#### Data shown ####

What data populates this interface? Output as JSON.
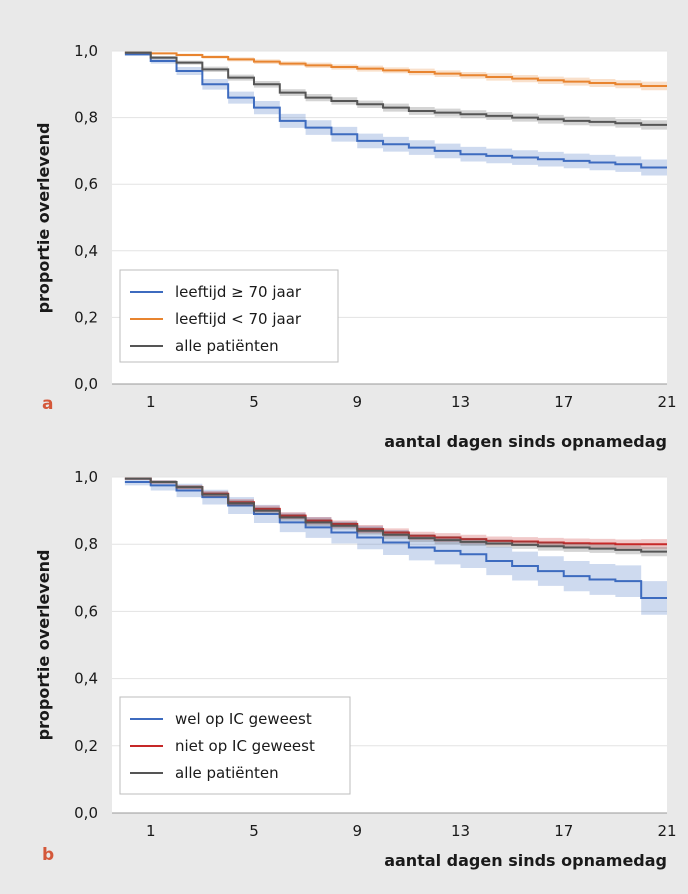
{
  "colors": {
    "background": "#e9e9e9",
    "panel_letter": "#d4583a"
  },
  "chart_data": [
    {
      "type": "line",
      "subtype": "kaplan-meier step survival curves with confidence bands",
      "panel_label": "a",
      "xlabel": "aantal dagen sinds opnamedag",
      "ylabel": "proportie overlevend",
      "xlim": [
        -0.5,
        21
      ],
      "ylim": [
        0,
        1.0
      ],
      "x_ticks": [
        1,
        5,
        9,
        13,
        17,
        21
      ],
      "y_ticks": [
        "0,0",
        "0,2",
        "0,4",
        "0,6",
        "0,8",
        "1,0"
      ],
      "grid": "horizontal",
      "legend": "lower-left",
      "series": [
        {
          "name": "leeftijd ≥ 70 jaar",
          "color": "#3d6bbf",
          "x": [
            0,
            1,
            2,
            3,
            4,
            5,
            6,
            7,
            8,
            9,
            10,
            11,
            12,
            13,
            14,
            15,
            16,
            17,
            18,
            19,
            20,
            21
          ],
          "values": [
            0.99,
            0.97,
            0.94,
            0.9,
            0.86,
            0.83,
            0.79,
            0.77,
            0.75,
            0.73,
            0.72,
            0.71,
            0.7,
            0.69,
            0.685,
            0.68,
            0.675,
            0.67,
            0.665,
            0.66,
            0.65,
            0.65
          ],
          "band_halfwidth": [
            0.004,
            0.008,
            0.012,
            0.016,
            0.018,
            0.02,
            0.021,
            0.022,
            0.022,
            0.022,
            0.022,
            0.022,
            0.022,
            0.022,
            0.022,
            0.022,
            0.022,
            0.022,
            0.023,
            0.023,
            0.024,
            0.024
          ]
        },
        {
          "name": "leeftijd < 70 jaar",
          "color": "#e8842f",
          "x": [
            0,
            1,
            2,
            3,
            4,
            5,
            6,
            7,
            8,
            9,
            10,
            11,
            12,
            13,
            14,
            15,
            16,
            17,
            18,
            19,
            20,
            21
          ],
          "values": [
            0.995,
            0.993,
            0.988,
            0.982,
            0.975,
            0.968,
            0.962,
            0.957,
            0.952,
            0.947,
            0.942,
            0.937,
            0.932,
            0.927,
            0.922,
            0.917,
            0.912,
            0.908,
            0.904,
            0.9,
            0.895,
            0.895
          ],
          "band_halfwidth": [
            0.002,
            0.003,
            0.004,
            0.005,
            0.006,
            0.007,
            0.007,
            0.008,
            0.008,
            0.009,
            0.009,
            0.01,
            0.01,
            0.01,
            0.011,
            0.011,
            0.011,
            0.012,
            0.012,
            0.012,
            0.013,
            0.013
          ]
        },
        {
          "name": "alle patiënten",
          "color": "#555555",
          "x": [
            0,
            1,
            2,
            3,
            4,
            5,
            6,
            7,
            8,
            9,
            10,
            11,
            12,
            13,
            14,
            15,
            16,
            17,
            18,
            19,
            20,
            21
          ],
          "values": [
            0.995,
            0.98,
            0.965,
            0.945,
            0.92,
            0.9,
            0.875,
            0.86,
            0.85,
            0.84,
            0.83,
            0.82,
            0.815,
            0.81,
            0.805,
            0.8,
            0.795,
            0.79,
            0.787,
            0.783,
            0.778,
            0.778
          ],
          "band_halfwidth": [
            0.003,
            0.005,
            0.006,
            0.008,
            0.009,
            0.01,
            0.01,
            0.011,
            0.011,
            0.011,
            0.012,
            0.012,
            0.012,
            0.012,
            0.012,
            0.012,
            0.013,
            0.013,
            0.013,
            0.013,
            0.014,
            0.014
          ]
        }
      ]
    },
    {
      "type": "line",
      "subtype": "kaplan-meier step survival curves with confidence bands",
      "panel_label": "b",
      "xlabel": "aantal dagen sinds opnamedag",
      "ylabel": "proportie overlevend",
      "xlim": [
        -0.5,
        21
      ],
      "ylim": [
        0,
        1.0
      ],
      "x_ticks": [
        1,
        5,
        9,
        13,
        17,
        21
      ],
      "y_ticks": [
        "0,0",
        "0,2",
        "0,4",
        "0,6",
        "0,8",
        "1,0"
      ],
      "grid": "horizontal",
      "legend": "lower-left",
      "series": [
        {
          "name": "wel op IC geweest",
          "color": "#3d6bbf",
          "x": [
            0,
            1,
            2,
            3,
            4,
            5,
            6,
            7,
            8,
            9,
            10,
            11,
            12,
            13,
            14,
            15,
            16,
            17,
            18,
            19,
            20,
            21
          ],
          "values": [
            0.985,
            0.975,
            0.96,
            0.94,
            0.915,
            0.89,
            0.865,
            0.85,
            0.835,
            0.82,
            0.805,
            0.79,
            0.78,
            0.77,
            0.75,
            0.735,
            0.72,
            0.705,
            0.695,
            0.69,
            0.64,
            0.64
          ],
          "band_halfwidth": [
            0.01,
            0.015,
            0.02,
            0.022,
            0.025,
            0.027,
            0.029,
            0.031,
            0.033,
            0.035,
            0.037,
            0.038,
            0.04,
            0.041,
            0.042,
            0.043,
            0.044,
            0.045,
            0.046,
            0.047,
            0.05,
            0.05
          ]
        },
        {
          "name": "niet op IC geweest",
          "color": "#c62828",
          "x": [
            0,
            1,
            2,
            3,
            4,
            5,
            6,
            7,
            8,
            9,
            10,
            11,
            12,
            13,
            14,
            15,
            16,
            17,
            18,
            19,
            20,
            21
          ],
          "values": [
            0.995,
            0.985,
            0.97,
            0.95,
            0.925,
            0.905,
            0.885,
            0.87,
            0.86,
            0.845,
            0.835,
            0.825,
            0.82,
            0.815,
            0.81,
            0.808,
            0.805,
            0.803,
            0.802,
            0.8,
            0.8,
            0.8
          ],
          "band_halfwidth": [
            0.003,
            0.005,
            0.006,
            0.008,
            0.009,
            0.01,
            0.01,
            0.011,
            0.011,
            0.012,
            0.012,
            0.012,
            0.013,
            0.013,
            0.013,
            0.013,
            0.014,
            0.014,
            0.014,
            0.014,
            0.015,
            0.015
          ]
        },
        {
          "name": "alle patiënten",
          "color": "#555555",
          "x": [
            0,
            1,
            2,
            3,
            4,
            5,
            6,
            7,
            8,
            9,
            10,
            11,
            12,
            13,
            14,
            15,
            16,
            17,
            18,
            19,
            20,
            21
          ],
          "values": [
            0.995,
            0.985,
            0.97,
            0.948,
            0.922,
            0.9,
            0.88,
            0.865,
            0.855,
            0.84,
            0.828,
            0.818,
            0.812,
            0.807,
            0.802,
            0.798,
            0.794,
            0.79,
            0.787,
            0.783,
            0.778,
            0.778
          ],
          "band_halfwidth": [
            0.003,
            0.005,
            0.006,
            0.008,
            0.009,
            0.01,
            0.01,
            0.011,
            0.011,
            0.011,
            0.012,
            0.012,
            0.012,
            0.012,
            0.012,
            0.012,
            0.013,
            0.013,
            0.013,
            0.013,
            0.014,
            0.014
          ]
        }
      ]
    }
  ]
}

####
#### Data shown ####

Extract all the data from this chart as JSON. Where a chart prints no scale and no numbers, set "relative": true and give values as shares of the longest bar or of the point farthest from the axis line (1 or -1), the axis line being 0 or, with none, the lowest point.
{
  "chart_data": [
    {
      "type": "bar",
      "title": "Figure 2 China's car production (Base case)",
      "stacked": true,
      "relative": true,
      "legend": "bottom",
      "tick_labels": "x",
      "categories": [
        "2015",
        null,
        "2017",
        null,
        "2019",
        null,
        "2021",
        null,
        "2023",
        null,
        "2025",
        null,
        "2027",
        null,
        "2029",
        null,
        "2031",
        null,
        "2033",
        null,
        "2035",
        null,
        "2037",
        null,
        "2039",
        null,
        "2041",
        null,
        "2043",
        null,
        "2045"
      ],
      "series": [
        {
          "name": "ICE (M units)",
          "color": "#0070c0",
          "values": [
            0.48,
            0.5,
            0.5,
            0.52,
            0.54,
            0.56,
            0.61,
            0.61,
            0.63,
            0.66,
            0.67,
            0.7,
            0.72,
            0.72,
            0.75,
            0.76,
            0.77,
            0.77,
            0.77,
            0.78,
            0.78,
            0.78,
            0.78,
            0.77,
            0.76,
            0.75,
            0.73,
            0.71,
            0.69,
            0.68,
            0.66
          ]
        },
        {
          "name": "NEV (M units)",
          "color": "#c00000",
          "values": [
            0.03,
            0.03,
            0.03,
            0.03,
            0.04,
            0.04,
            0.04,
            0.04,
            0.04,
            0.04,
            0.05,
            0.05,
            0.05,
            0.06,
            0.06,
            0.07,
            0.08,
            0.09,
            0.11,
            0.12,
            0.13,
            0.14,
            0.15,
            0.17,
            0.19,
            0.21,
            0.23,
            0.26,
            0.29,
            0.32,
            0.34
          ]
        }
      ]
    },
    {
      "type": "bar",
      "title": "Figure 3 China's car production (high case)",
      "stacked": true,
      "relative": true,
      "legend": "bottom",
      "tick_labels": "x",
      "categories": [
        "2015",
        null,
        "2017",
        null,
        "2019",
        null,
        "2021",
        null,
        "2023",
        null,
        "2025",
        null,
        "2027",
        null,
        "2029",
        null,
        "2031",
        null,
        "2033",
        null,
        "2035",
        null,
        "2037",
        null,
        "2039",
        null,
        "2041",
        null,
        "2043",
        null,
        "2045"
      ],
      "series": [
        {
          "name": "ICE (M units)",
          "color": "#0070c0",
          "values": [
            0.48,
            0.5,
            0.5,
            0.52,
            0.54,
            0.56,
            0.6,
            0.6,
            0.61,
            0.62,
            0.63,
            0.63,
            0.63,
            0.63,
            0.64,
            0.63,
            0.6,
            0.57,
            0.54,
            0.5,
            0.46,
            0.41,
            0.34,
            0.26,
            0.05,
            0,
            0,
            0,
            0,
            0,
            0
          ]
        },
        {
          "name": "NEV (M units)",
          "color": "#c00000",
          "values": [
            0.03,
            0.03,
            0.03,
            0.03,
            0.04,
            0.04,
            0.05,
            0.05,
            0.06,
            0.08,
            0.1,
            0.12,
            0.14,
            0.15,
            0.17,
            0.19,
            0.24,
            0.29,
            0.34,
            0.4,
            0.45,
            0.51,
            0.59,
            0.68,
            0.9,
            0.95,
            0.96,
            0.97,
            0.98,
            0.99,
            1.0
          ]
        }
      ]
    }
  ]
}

####

#### Direction:
List every line above that contains the word "this".

#### Task response:
What data populates this interface? Output as JSON.
Extract all the data from this chart as JSON. Where a chart prints no scale and no numbers, set "relative": true and give values as shares of the longest bar or of the point farthest from the axis line (1 or -1), the axis line being 0 or, with none, the lowest point.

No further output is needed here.